Source data
+ + + +
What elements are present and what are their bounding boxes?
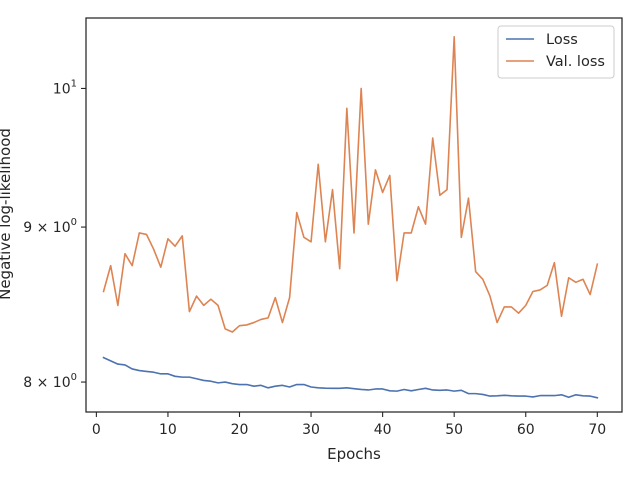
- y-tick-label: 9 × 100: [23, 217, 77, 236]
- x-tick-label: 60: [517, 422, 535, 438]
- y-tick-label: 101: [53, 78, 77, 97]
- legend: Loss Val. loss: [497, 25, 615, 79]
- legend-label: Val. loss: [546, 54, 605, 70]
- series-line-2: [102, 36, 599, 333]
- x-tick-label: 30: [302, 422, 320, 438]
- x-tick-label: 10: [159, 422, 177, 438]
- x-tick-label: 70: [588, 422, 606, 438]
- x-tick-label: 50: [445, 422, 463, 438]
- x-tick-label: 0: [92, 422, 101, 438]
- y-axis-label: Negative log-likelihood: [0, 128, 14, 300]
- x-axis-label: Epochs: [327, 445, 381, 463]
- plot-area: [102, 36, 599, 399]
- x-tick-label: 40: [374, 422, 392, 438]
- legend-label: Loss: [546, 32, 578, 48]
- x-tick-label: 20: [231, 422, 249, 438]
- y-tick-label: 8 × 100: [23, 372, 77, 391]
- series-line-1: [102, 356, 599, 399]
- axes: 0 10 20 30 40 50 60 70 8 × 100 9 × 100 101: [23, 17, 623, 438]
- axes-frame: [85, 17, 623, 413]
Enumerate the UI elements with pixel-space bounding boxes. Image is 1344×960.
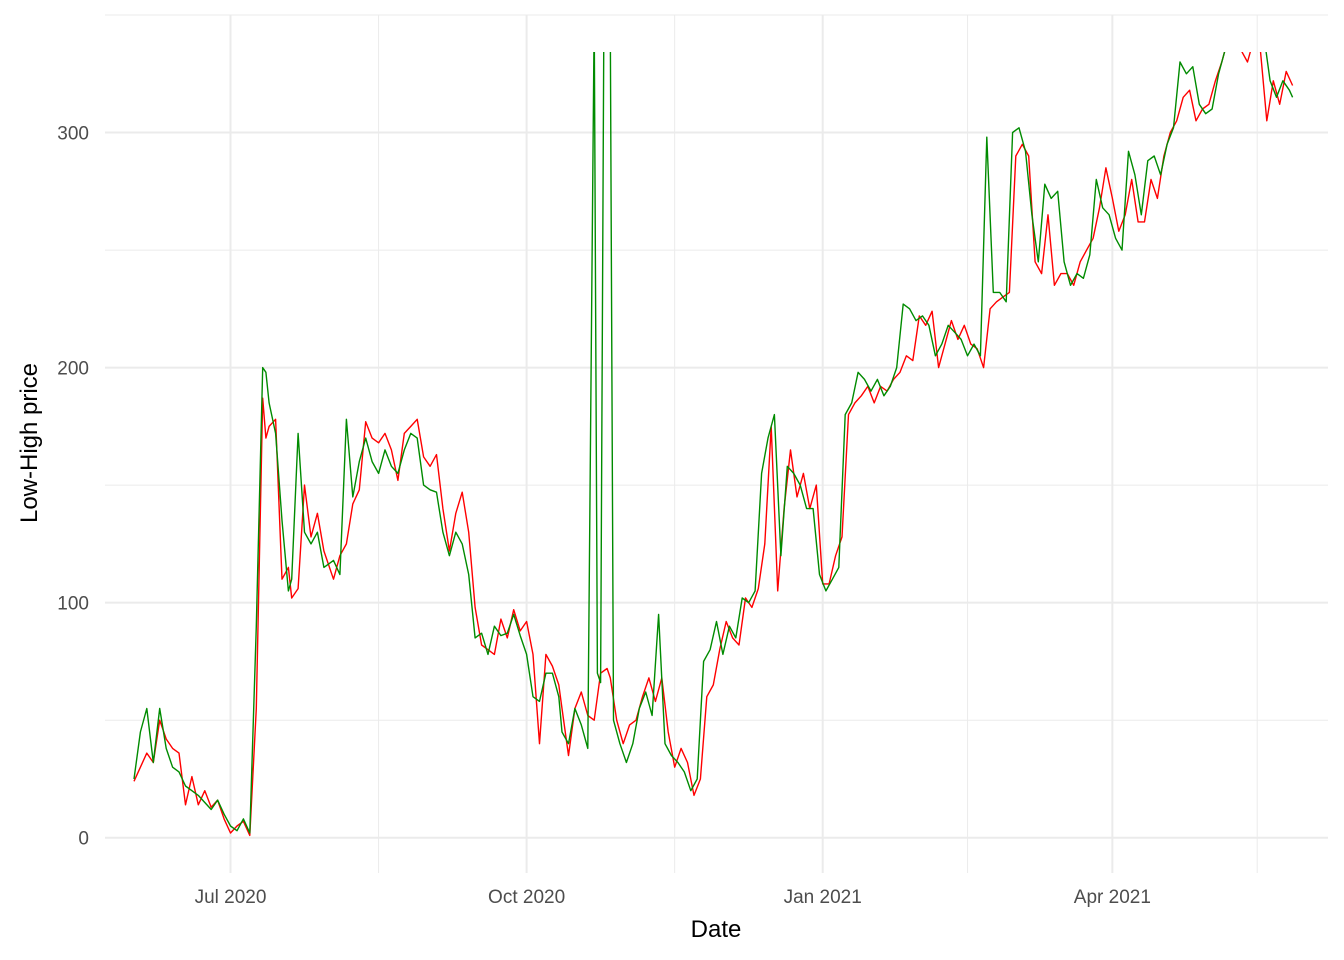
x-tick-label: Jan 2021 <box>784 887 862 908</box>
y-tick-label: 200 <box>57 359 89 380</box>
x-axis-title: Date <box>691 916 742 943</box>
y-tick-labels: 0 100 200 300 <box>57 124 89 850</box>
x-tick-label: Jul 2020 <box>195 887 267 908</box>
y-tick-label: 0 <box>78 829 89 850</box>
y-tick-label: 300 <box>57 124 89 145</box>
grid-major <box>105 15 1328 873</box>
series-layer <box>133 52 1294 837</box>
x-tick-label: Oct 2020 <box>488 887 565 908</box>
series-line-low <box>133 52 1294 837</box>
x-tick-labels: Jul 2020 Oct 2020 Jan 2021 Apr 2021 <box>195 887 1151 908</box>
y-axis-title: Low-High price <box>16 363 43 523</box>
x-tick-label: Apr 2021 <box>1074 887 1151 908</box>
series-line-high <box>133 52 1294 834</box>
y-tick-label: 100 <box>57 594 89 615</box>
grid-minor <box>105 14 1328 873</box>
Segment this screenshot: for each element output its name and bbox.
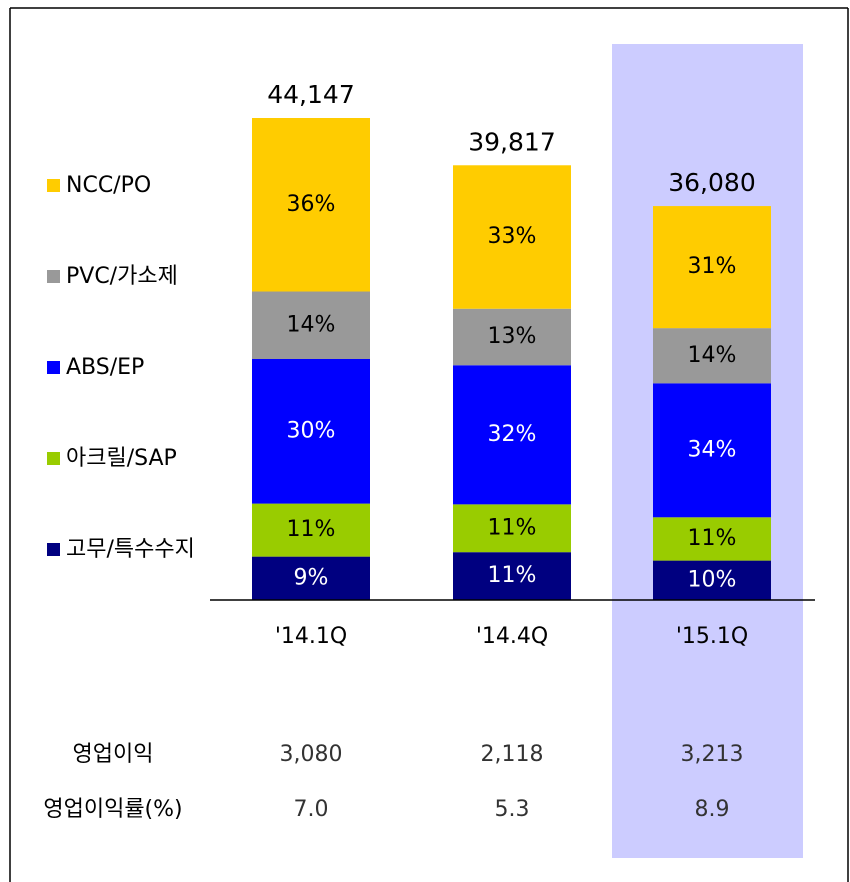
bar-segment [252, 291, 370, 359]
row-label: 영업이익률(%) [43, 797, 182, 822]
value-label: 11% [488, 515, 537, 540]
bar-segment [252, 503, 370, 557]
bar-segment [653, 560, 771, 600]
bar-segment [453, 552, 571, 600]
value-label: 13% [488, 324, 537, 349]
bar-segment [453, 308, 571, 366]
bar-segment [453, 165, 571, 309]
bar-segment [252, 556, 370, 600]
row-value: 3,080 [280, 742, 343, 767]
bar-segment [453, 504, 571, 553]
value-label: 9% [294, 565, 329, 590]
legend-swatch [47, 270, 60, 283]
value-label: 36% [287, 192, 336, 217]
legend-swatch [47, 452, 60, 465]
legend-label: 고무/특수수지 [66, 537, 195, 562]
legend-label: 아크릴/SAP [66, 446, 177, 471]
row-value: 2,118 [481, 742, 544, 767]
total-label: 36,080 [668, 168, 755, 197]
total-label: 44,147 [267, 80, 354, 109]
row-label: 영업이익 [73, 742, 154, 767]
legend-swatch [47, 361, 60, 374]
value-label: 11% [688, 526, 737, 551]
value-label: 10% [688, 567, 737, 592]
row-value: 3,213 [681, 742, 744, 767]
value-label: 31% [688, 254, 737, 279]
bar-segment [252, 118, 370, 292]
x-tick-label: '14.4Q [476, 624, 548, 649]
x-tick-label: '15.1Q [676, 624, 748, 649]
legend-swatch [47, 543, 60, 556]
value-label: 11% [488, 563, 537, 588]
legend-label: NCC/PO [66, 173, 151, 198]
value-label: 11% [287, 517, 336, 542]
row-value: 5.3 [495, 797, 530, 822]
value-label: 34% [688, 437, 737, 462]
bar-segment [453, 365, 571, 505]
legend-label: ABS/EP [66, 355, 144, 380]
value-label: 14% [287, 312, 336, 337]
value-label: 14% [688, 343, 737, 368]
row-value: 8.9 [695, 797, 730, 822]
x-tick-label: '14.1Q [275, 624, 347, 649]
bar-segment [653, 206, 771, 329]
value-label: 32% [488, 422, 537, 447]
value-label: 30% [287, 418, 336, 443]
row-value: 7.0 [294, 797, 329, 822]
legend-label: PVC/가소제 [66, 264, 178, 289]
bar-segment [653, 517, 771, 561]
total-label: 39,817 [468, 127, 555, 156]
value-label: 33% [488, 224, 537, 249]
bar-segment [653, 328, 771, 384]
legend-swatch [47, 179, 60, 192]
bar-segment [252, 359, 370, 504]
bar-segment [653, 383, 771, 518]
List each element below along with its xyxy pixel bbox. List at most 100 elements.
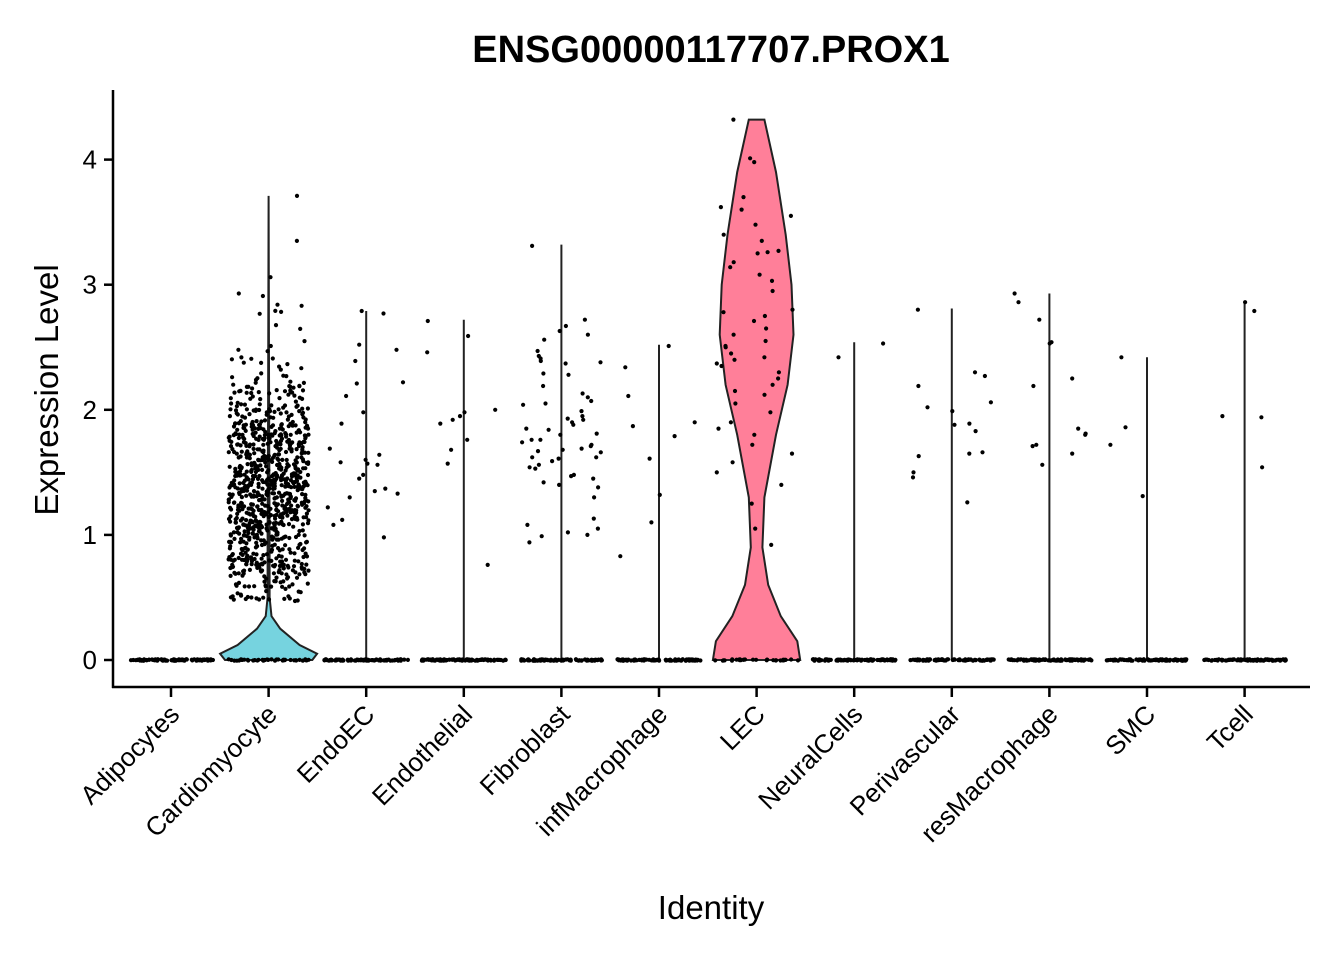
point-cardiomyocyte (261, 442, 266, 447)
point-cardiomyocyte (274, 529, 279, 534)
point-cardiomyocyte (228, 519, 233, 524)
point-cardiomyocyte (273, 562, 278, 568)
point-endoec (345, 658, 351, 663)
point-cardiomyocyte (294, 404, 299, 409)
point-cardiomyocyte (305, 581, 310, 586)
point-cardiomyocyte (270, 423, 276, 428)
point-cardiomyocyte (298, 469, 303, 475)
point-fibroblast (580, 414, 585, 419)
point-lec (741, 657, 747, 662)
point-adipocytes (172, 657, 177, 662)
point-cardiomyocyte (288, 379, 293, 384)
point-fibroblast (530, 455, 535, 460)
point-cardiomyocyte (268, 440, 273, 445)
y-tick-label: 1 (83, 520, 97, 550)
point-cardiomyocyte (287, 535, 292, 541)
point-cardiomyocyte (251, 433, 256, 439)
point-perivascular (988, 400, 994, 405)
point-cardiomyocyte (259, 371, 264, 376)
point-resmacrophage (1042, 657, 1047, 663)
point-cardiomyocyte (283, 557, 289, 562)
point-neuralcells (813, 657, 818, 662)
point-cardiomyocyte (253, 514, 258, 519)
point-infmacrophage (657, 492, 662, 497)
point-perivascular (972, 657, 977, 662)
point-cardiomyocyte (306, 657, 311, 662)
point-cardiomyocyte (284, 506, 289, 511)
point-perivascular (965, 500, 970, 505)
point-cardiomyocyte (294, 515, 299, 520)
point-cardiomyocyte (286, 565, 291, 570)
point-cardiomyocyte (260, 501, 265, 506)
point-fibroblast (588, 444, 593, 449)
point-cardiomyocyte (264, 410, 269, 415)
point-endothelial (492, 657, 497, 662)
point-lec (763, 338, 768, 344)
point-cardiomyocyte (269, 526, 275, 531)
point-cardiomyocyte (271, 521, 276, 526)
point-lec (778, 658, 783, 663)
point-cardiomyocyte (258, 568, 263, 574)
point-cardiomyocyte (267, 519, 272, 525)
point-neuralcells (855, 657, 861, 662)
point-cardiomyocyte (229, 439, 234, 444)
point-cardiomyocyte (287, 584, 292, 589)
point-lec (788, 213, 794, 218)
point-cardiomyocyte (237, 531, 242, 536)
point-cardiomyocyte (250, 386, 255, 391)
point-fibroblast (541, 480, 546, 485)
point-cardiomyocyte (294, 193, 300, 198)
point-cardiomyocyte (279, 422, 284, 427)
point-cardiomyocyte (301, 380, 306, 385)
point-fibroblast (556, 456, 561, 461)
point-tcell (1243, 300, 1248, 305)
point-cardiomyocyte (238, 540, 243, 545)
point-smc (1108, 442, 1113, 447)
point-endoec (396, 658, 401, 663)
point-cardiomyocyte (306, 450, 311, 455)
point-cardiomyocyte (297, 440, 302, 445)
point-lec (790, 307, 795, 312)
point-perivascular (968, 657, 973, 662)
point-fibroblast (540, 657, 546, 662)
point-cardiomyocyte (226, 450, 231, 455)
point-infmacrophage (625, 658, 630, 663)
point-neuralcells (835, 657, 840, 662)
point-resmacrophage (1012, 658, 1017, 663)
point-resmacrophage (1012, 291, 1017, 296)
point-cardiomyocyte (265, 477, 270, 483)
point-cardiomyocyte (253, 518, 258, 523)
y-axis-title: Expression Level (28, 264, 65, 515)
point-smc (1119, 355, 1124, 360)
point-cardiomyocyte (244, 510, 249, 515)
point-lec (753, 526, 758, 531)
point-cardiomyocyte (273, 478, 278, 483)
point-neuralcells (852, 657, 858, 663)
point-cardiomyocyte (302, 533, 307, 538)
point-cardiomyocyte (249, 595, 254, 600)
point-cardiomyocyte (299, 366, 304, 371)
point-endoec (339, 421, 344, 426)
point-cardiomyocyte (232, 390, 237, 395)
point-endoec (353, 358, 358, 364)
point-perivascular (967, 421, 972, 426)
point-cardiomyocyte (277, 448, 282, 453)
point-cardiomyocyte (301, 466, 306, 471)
+ + + +
WORK TO BE COMPLETED.
Duplicate the lines above, starting with the line containing "bar-segment [252, 291, 370, 359]" and ending with the line containing "value-label: 11% [688, 526, 737, 551]", including both.

TASK ANSWER.
bar-segment [252, 291, 370, 359]
row-label: 영업이익률(%) [43, 797, 182, 822]
value-label: 11% [488, 515, 537, 540]
bar-segment [252, 503, 370, 557]
bar-segment [653, 560, 771, 600]
bar-segment [453, 552, 571, 600]
value-label: 13% [488, 324, 537, 349]
bar-segment [453, 308, 571, 366]
bar-segment [453, 165, 571, 309]
bar-segment [252, 556, 370, 600]
row-value: 3,080 [280, 742, 343, 767]
bar-segment [453, 504, 571, 553]
value-label: 9% [294, 565, 329, 590]
legend-swatch [47, 270, 60, 283]
value-label: 36% [287, 192, 336, 217]
legend-swatch [47, 452, 60, 465]
legend-label: 고무/특수수지 [66, 537, 195, 562]
legend-label: 아크릴/SAP [66, 446, 177, 471]
row-value: 2,118 [481, 742, 544, 767]
total-label: 36,080 [668, 168, 755, 197]
total-label: 44,147 [267, 80, 354, 109]
row-label: 영업이익 [73, 742, 154, 767]
legend-swatch [47, 361, 60, 374]
value-label: 11% [688, 526, 737, 551]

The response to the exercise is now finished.